**TASK GOAL**:
Return every entry exactly as written, with the pictures removed.

Entries from a page text dataset

..........

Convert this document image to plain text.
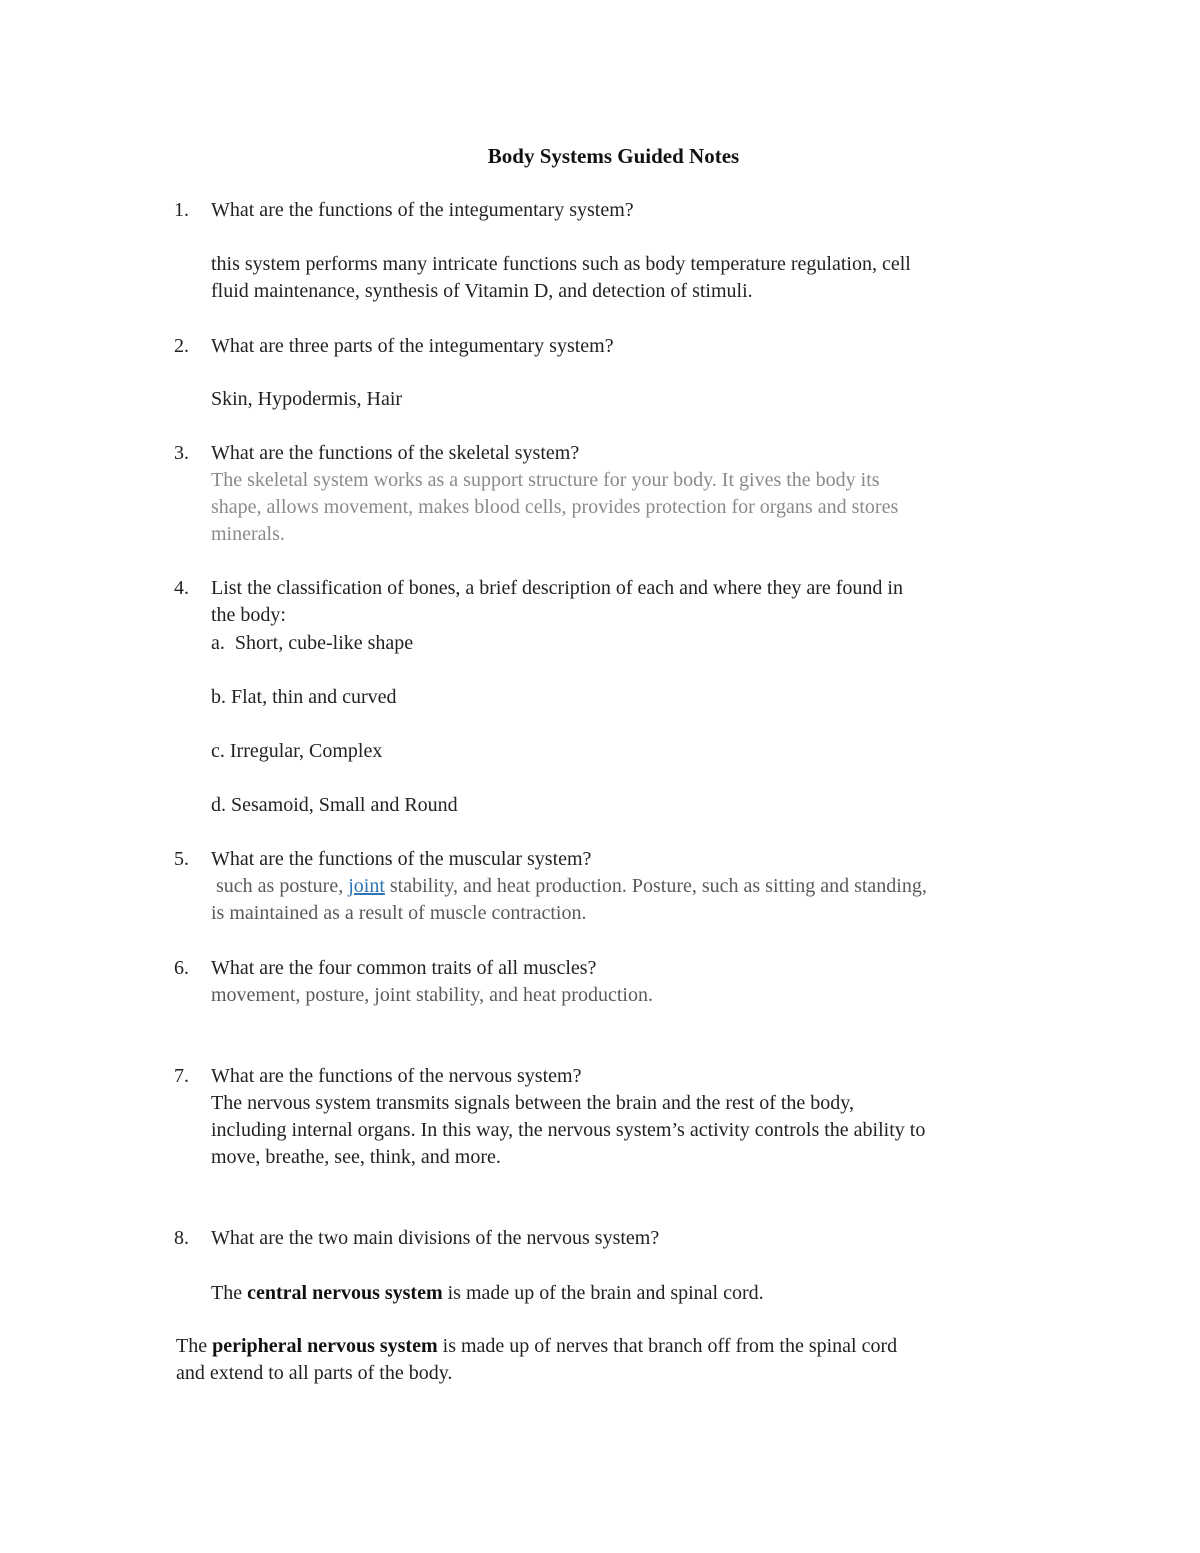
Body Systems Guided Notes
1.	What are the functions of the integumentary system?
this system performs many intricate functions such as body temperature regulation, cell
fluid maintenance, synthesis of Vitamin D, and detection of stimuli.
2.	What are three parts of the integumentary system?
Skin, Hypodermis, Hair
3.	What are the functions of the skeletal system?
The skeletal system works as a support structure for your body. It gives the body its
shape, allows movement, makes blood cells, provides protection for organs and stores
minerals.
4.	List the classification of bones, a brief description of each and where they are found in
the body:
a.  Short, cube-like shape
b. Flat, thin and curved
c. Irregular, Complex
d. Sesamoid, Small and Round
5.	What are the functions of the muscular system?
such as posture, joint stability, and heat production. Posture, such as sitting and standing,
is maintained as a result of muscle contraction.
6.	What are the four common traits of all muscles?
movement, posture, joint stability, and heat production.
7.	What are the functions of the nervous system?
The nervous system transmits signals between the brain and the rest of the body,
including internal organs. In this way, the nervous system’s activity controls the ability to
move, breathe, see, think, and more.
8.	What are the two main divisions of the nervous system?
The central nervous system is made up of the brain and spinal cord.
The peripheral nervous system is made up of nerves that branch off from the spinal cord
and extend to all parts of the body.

..........

**EXPECTED ANSWER**:
Convert this document image to plain text.
Body Systems Guided Notes
1.	What are the functions of the integumentary system?
this system performs many intricate functions such as body temperature regulation, cell
fluid maintenance, synthesis of Vitamin D, and detection of stimuli.
2.	What are three parts of the integumentary system?
Skin, Hypodermis, Hair
3.	What are the functions of the skeletal system?
The skeletal system works as a support structure for your body. It gives the body its
shape, allows movement, makes blood cells, provides protection for organs and stores
minerals.
4.	List the classification of bones, a brief description of each and where they are found in
the body:
a.  Short, cube-like shape
b. Flat, thin and curved
c. Irregular, Complex
d. Sesamoid, Small and Round
5.	What are the functions of the muscular system?
such as posture, joint stability, and heat production. Posture, such as sitting and standing,
is maintained as a result of muscle contraction.
6.	What are the four common traits of all muscles?
movement, posture, joint stability, and heat production.
7.	What are the functions of the nervous system?
The nervous system transmits signals between the brain and the rest of the body,
including internal organs. In this way, the nervous system’s activity controls the ability to
move, breathe, see, think, and more.
8.	What are the two main divisions of the nervous system?
The central nervous system is made up of the brain and spinal cord.
The peripheral nervous system is made up of nerves that branch off from the spinal cord
and extend to all parts of the body.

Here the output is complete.